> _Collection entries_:
********
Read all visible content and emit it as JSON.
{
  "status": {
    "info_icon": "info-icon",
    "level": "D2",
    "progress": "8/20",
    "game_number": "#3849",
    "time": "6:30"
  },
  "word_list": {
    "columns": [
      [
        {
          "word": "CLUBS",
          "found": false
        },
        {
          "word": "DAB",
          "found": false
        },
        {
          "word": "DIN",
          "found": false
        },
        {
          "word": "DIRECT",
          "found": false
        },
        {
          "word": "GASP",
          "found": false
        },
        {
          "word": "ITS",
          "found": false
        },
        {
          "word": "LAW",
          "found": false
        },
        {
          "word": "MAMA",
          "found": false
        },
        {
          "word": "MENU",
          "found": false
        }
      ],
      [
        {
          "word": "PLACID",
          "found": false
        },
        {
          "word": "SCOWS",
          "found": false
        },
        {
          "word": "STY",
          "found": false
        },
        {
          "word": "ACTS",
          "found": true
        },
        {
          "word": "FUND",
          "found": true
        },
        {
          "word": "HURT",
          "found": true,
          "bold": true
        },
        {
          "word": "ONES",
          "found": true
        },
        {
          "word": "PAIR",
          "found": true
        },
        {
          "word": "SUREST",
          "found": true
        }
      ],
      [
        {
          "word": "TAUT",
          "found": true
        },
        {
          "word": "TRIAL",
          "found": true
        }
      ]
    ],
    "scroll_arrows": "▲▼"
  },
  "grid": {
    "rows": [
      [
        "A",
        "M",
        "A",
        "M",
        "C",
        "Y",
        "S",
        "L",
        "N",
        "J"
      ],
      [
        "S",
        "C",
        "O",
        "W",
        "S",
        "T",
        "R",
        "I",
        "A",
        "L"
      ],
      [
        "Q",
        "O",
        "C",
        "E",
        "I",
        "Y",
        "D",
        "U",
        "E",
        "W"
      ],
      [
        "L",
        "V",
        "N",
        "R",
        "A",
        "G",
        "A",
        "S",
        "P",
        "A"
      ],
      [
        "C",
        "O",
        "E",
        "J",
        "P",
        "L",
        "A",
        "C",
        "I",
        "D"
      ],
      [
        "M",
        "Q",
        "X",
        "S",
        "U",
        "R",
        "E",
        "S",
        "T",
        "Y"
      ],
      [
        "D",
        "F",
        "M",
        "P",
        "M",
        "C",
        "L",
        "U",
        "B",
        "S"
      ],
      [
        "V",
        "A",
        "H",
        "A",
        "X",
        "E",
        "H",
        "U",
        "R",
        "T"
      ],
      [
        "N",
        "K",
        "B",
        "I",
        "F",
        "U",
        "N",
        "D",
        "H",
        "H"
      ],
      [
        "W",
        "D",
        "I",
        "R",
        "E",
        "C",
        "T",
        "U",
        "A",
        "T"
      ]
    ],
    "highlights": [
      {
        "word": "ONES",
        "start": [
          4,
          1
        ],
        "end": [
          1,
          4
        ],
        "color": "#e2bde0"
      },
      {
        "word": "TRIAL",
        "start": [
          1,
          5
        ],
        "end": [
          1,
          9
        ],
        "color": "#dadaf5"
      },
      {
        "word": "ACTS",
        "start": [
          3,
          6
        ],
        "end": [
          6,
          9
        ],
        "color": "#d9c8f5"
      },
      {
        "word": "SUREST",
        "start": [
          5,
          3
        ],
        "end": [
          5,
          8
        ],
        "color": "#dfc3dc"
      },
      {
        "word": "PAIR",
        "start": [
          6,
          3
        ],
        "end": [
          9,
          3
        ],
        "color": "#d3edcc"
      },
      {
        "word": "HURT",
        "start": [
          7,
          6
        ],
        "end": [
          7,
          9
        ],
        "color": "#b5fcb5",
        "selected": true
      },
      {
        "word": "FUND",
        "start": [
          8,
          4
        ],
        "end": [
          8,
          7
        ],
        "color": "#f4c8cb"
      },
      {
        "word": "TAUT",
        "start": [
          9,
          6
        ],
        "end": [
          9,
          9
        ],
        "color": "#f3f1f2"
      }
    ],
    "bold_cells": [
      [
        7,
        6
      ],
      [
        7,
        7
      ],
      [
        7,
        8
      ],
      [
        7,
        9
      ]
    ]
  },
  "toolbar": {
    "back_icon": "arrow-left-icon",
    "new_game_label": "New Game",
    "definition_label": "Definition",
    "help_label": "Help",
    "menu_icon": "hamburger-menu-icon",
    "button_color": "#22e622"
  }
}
********
Reproduce every line of the data verbatim.

> _Complete output_:
Read all visible content and emit it as JSON.
{
  "status": {
    "info_icon": "info-icon",
    "level": "D2",
    "progress": "8/20",
    "game_number": "#3849",
    "time": "6:30"
  },
  "word_list": {
    "columns": [
      [
        {
          "word": "CLUBS",
          "found": false
        },
        {
          "word": "DAB",
          "found": false
        },
        {
          "word": "DIN",
          "found": false
        },
        {
          "word": "DIRECT",
          "found": false
        },
        {
          "word": "GASP",
          "found": false
        },
        {
          "word": "ITS",
          "found": false
        },
        {
          "word": "LAW",
          "found": false
        },
        {
          "word": "MAMA",
          "found": false
        },
        {
          "word": "MENU",
          "found": false
        }
      ],
      [
        {
          "word": "PLACID",
          "found": false
        },
        {
          "word": "SCOWS",
          "found": false
        },
        {
          "word": "STY",
          "found": false
        },
        {
          "word": "ACTS",
          "found": true
        },
        {
          "word": "FUND",
          "found": true
        },
        {
          "word": "HURT",
          "found": true,
          "bold": true
        },
        {
          "word": "ONES",
          "found": true
        },
        {
          "word": "PAIR",
          "found": true
        },
        {
          "word": "SUREST",
          "found": true
        }
      ],
      [
        {
          "word": "TAUT",
          "found": true
        },
        {
          "word": "TRIAL",
          "found": true
        }
      ]
    ],
    "scroll_arrows": "▲▼"
  },
  "grid": {
    "rows": [
      [
        "A",
        "M",
        "A",
        "M",
        "C",
        "Y",
        "S",
        "L",
        "N",
        "J"
      ],
      [
        "S",
        "C",
        "O",
        "W",
        "S",
        "T",
        "R",
        "I",
        "A",
        "L"
      ],
      [
        "Q",
        "O",
        "C",
        "E",
        "I",
        "Y",
        "D",
        "U",
        "E",
        "W"
      ],
      [
        "L",
        "V",
        "N",
        "R",
        "A",
        "G",
        "A",
        "S",
        "P",
        "A"
      ],
      [
        "C",
        "O",
        "E",
        "J",
        "P",
        "L",
        "A",
        "C",
        "I",
        "D"
      ],
      [
        "M",
        "Q",
        "X",
        "S",
        "U",
        "R",
        "E",
        "S",
        "T",
        "Y"
      ],
      [
        "D",
        "F",
        "M",
        "P",
        "M",
        "C",
        "L",
        "U",
        "B",
        "S"
      ],
      [
        "V",
        "A",
        "H",
        "A",
        "X",
        "E",
        "H",
        "U",
        "R",
        "T"
      ],
      [
        "N",
        "K",
        "B",
        "I",
        "F",
        "U",
        "N",
        "D",
        "H",
        "H"
      ],
      [
        "W",
        "D",
        "I",
        "R",
        "E",
        "C",
        "T",
        "U",
        "A",
        "T"
      ]
    ],
    "highlights": [
      {
        "word": "ONES",
        "start": [
          4,
          1
        ],
        "end": [
          1,
          4
        ],
        "color": "#e2bde0"
      },
      {
        "word": "TRIAL",
        "start": [
          1,
          5
        ],
        "end": [
          1,
          9
        ],
        "color": "#dadaf5"
      },
      {
        "word": "ACTS",
        "start": [
          3,
          6
        ],
        "end": [
          6,
          9
        ],
        "color": "#d9c8f5"
      },
      {
        "word": "SUREST",
        "start": [
          5,
          3
        ],
        "end": [
          5,
          8
        ],
        "color": "#dfc3dc"
      },
      {
        "word": "PAIR",
        "start": [
          6,
          3
        ],
        "end": [
          9,
          3
        ],
        "color": "#d3edcc"
      },
      {
        "word": "HURT",
        "start": [
          7,
          6
        ],
        "end": [
          7,
          9
        ],
        "color": "#b5fcb5",
        "selected": true
      },
      {
        "word": "FUND",
        "start": [
          8,
          4
        ],
        "end": [
          8,
          7
        ],
        "color": "#f4c8cb"
      },
      {
        "word": "TAUT",
        "start": [
          9,
          6
        ],
        "end": [
          9,
          9
        ],
        "color": "#f3f1f2"
      }
    ],
    "bold_cells": [
      [
        7,
        6
      ],
      [
        7,
        7
      ],
      [
        7,
        8
      ],
      [
        7,
        9
      ]
    ]
  },
  "toolbar": {
    "back_icon": "arrow-left-icon",
    "new_game_label": "New Game",
    "definition_label": "Definition",
    "help_label": "Help",
    "menu_icon": "hamburger-menu-icon",
    "button_color": "#22e622"
  }
}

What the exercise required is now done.